Records from a collection
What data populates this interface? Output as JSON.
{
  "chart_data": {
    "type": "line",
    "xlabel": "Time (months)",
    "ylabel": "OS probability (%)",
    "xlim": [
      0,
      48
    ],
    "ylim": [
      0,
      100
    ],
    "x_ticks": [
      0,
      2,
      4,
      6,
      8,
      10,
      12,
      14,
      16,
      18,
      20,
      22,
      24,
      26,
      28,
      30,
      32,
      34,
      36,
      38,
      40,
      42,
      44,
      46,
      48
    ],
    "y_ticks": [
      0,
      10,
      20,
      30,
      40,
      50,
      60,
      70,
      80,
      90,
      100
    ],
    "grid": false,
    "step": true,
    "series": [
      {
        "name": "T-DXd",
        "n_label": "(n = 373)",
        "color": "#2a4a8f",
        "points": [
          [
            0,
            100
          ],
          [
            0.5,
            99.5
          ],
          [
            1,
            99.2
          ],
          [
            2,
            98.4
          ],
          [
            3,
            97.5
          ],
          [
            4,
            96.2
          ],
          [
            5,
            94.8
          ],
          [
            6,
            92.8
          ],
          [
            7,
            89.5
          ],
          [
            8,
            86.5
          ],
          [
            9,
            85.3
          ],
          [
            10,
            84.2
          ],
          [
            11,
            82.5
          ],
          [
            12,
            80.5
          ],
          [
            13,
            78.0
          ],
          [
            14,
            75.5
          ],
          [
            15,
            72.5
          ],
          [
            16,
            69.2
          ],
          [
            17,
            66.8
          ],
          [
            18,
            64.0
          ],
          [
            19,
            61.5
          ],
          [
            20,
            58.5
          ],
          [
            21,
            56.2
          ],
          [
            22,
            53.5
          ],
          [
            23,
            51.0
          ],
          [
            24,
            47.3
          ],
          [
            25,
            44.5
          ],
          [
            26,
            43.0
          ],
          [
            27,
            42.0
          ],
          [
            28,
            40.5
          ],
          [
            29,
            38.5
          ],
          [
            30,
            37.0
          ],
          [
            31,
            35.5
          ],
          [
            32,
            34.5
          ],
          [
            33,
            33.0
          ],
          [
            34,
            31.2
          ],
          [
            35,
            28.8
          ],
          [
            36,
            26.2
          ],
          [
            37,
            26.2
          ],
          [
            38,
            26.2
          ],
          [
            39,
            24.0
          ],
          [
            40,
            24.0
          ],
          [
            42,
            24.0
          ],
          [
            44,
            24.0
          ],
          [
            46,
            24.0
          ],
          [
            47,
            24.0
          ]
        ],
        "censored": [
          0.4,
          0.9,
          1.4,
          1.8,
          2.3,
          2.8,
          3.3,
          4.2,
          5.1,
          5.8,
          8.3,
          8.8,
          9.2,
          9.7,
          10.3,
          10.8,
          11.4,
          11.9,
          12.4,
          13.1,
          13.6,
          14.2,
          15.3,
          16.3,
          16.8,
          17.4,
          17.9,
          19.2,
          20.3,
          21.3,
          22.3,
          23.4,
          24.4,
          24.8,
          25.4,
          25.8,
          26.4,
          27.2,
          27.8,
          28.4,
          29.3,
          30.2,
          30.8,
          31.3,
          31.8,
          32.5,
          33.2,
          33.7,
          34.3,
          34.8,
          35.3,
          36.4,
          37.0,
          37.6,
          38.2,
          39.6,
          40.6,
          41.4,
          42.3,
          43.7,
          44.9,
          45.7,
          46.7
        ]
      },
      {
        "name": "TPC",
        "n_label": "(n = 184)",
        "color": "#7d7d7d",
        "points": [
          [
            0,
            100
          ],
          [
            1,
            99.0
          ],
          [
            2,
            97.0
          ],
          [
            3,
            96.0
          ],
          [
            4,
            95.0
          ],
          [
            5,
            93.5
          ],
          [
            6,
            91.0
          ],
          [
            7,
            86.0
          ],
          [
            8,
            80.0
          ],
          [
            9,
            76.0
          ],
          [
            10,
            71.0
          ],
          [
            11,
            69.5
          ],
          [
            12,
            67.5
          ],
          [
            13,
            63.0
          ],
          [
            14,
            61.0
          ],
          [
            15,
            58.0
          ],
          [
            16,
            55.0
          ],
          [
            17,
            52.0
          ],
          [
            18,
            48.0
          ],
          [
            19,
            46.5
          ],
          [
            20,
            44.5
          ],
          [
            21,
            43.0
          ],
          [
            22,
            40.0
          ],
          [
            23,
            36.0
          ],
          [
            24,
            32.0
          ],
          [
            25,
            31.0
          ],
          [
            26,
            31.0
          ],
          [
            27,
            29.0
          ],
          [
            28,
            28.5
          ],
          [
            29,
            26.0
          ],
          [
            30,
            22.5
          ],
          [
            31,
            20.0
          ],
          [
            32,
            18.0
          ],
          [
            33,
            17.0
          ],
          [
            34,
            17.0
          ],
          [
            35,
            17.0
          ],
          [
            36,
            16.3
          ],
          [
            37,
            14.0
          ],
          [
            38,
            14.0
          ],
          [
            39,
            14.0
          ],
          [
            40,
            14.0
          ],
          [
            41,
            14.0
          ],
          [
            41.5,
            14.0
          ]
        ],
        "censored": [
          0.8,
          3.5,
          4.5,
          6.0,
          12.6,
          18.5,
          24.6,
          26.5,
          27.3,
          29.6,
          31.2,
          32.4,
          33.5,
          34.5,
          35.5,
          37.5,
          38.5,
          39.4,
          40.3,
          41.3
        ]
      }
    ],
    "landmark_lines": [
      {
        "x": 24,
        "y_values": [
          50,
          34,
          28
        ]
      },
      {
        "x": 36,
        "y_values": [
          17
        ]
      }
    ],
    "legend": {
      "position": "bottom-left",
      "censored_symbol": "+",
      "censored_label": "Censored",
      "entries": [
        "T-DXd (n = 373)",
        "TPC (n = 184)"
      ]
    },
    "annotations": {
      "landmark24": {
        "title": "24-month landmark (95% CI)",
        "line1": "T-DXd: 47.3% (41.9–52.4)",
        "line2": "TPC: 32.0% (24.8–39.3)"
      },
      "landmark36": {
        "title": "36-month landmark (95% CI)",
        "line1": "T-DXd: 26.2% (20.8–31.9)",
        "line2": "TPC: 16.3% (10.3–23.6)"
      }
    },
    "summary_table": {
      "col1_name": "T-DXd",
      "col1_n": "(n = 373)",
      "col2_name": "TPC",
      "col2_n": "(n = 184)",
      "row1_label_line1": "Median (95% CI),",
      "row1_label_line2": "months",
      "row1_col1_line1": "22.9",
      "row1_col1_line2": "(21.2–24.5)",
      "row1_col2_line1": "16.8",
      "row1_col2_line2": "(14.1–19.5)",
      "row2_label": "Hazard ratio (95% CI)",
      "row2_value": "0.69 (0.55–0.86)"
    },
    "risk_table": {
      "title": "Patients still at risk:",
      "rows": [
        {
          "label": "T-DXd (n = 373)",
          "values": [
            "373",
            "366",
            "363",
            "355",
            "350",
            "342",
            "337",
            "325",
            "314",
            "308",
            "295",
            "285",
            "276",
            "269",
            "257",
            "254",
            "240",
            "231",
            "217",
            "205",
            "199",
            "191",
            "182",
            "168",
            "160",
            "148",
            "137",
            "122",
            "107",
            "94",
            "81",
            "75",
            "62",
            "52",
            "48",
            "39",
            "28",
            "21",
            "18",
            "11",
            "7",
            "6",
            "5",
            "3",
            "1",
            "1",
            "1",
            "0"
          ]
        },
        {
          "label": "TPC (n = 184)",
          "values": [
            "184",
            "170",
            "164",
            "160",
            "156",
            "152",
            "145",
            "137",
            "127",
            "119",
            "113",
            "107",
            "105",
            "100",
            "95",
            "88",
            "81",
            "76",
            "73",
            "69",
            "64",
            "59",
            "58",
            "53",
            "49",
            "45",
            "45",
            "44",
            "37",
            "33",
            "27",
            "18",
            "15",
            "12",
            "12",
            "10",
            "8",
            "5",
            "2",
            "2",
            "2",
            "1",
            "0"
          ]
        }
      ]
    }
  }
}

■ EXERCISE BRIEF
Print the data above exactly as it reads.

■ RESULT OF THE EXERCISE
What data populates this interface? Output as JSON.
{
  "chart_data": {
    "type": "line",
    "xlabel": "Time (months)",
    "ylabel": "OS probability (%)",
    "xlim": [
      0,
      48
    ],
    "ylim": [
      0,
      100
    ],
    "x_ticks": [
      0,
      2,
      4,
      6,
      8,
      10,
      12,
      14,
      16,
      18,
      20,
      22,
      24,
      26,
      28,
      30,
      32,
      34,
      36,
      38,
      40,
      42,
      44,
      46,
      48
    ],
    "y_ticks": [
      0,
      10,
      20,
      30,
      40,
      50,
      60,
      70,
      80,
      90,
      100
    ],
    "grid": false,
    "step": true,
    "series": [
      {
        "name": "T-DXd",
        "n_label": "(n = 373)",
        "color": "#2a4a8f",
        "points": [
          [
            0,
            100
          ],
          [
            0.5,
            99.5
          ],
          [
            1,
            99.2
          ],
          [
            2,
            98.4
          ],
          [
            3,
            97.5
          ],
          [
            4,
            96.2
          ],
          [
            5,
            94.8
          ],
          [
            6,
            92.8
          ],
          [
            7,
            89.5
          ],
          [
            8,
            86.5
          ],
          [
            9,
            85.3
          ],
          [
            10,
            84.2
          ],
          [
            11,
            82.5
          ],
          [
            12,
            80.5
          ],
          [
            13,
            78.0
          ],
          [
            14,
            75.5
          ],
          [
            15,
            72.5
          ],
          [
            16,
            69.2
          ],
          [
            17,
            66.8
          ],
          [
            18,
            64.0
          ],
          [
            19,
            61.5
          ],
          [
            20,
            58.5
          ],
          [
            21,
            56.2
          ],
          [
            22,
            53.5
          ],
          [
            23,
            51.0
          ],
          [
            24,
            47.3
          ],
          [
            25,
            44.5
          ],
          [
            26,
            43.0
          ],
          [
            27,
            42.0
          ],
          [
            28,
            40.5
          ],
          [
            29,
            38.5
          ],
          [
            30,
            37.0
          ],
          [
            31,
            35.5
          ],
          [
            32,
            34.5
          ],
          [
            33,
            33.0
          ],
          [
            34,
            31.2
          ],
          [
            35,
            28.8
          ],
          [
            36,
            26.2
          ],
          [
            37,
            26.2
          ],
          [
            38,
            26.2
          ],
          [
            39,
            24.0
          ],
          [
            40,
            24.0
          ],
          [
            42,
            24.0
          ],
          [
            44,
            24.0
          ],
          [
            46,
            24.0
          ],
          [
            47,
            24.0
          ]
        ],
        "censored": [
          0.4,
          0.9,
          1.4,
          1.8,
          2.3,
          2.8,
          3.3,
          4.2,
          5.1,
          5.8,
          8.3,
          8.8,
          9.2,
          9.7,
          10.3,
          10.8,
          11.4,
          11.9,
          12.4,
          13.1,
          13.6,
          14.2,
          15.3,
          16.3,
          16.8,
          17.4,
          17.9,
          19.2,
          20.3,
          21.3,
          22.3,
          23.4,
          24.4,
          24.8,
          25.4,
          25.8,
          26.4,
          27.2,
          27.8,
          28.4,
          29.3,
          30.2,
          30.8,
          31.3,
          31.8,
          32.5,
          33.2,
          33.7,
          34.3,
          34.8,
          35.3,
          36.4,
          37.0,
          37.6,
          38.2,
          39.6,
          40.6,
          41.4,
          42.3,
          43.7,
          44.9,
          45.7,
          46.7
        ]
      },
      {
        "name": "TPC",
        "n_label": "(n = 184)",
        "color": "#7d7d7d",
        "points": [
          [
            0,
            100
          ],
          [
            1,
            99.0
          ],
          [
            2,
            97.0
          ],
          [
            3,
            96.0
          ],
          [
            4,
            95.0
          ],
          [
            5,
            93.5
          ],
          [
            6,
            91.0
          ],
          [
            7,
            86.0
          ],
          [
            8,
            80.0
          ],
          [
            9,
            76.0
          ],
          [
            10,
            71.0
          ],
          [
            11,
            69.5
          ],
          [
            12,
            67.5
          ],
          [
            13,
            63.0
          ],
          [
            14,
            61.0
          ],
          [
            15,
            58.0
          ],
          [
            16,
            55.0
          ],
          [
            17,
            52.0
          ],
          [
            18,
            48.0
          ],
          [
            19,
            46.5
          ],
          [
            20,
            44.5
          ],
          [
            21,
            43.0
          ],
          [
            22,
            40.0
          ],
          [
            23,
            36.0
          ],
          [
            24,
            32.0
          ],
          [
            25,
            31.0
          ],
          [
            26,
            31.0
          ],
          [
            27,
            29.0
          ],
          [
            28,
            28.5
          ],
          [
            29,
            26.0
          ],
          [
            30,
            22.5
          ],
          [
            31,
            20.0
          ],
          [
            32,
            18.0
          ],
          [
            33,
            17.0
          ],
          [
            34,
            17.0
          ],
          [
            35,
            17.0
          ],
          [
            36,
            16.3
          ],
          [
            37,
            14.0
          ],
          [
            38,
            14.0
          ],
          [
            39,
            14.0
          ],
          [
            40,
            14.0
          ],
          [
            41,
            14.0
          ],
          [
            41.5,
            14.0
          ]
        ],
        "censored": [
          0.8,
          3.5,
          4.5,
          6.0,
          12.6,
          18.5,
          24.6,
          26.5,
          27.3,
          29.6,
          31.2,
          32.4,
          33.5,
          34.5,
          35.5,
          37.5,
          38.5,
          39.4,
          40.3,
          41.3
        ]
      }
    ],
    "landmark_lines": [
      {
        "x": 24,
        "y_values": [
          50,
          34,
          28
        ]
      },
      {
        "x": 36,
        "y_values": [
          17
        ]
      }
    ],
    "legend": {
      "position": "bottom-left",
      "censored_symbol": "+",
      "censored_label": "Censored",
      "entries": [
        "T-DXd (n = 373)",
        "TPC (n = 184)"
      ]
    },
    "annotations": {
      "landmark24": {
        "title": "24-month landmark (95% CI)",
        "line1": "T-DXd: 47.3% (41.9–52.4)",
        "line2": "TPC: 32.0% (24.8–39.3)"
      },
      "landmark36": {
        "title": "36-month landmark (95% CI)",
        "line1": "T-DXd: 26.2% (20.8–31.9)",
        "line2": "TPC: 16.3% (10.3–23.6)"
      }
    },
    "summary_table": {
      "col1_name": "T-DXd",
      "col1_n": "(n = 373)",
      "col2_name": "TPC",
      "col2_n": "(n = 184)",
      "row1_label_line1": "Median (95% CI),",
      "row1_label_line2": "months",
      "row1_col1_line1": "22.9",
      "row1_col1_line2": "(21.2–24.5)",
      "row1_col2_line1": "16.8",
      "row1_col2_line2": "(14.1–19.5)",
      "row2_label": "Hazard ratio (95% CI)",
      "row2_value": "0.69 (0.55–0.86)"
    },
    "risk_table": {
      "title": "Patients still at risk:",
      "rows": [
        {
          "label": "T-DXd (n = 373)",
          "values": [
            "373",
            "366",
            "363",
            "355",
            "350",
            "342",
            "337",
            "325",
            "314",
            "308",
            "295",
            "285",
            "276",
            "269",
            "257",
            "254",
            "240",
            "231",
            "217",
            "205",
            "199",
            "191",
            "182",
            "168",
            "160",
            "148",
            "137",
            "122",
            "107",
            "94",
            "81",
            "75",
            "62",
            "52",
            "48",
            "39",
            "28",
            "21",
            "18",
            "11",
            "7",
            "6",
            "5",
            "3",
            "1",
            "1",
            "1",
            "0"
          ]
        },
        {
          "label": "TPC (n = 184)",
          "values": [
            "184",
            "170",
            "164",
            "160",
            "156",
            "152",
            "145",
            "137",
            "127",
            "119",
            "113",
            "107",
            "105",
            "100",
            "95",
            "88",
            "81",
            "76",
            "73",
            "69",
            "64",
            "59",
            "58",
            "53",
            "49",
            "45",
            "45",
            "44",
            "37",
            "33",
            "27",
            "18",
            "15",
            "12",
            "12",
            "10",
            "8",
            "5",
            "2",
            "2",
            "2",
            "1",
            "0"
          ]
        }
      ]
    }
  }
}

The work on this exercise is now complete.